** START OF Data for this task **
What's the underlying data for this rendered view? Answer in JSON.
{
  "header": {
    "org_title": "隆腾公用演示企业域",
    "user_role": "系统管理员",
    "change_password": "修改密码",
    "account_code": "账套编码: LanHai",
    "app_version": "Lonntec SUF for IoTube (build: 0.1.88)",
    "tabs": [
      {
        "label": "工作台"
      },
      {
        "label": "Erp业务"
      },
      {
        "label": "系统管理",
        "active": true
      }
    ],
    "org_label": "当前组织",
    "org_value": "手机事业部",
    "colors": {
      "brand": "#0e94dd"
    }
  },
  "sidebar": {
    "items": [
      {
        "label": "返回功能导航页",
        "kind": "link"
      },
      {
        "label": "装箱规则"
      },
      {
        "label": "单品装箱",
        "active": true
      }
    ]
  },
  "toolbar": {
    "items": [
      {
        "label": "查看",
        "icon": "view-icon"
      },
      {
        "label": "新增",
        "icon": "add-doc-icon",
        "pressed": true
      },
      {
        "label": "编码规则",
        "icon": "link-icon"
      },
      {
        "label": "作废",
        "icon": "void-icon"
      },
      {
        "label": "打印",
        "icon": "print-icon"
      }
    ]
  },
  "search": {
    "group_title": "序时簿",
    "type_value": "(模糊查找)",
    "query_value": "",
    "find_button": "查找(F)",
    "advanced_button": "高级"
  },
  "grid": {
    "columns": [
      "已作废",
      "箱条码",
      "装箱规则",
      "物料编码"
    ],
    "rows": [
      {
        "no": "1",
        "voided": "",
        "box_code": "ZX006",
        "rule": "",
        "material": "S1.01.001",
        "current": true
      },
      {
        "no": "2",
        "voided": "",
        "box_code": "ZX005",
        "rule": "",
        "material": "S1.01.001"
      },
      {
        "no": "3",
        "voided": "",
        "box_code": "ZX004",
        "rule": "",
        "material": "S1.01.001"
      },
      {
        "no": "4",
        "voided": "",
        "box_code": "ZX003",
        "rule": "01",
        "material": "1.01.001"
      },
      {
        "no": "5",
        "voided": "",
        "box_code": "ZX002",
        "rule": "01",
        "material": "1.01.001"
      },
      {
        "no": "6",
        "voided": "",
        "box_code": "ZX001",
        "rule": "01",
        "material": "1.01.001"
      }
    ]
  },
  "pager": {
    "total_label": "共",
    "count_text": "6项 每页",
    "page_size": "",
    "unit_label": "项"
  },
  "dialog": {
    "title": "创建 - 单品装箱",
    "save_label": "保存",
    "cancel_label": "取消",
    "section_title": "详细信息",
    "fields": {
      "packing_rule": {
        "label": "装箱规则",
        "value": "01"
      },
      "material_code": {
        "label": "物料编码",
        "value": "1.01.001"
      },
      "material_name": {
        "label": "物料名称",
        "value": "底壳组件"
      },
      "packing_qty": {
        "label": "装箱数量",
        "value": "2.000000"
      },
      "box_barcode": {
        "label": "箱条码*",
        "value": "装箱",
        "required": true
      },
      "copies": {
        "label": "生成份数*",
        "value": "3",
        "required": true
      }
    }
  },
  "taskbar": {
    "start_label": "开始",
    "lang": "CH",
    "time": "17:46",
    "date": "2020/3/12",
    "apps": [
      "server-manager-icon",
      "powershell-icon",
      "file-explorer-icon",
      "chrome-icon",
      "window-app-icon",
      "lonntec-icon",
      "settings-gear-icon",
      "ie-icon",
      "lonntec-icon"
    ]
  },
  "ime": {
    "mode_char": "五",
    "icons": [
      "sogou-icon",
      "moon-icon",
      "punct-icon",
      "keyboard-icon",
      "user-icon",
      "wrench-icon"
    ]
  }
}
** END OF Data for this task **
▶ [Exercise directions]:
Find and copy each line above that includes the string "view".

▶ [Reply]:
What's the underlying data for this rendered view? Answer in JSON.
        "icon": "view-icon"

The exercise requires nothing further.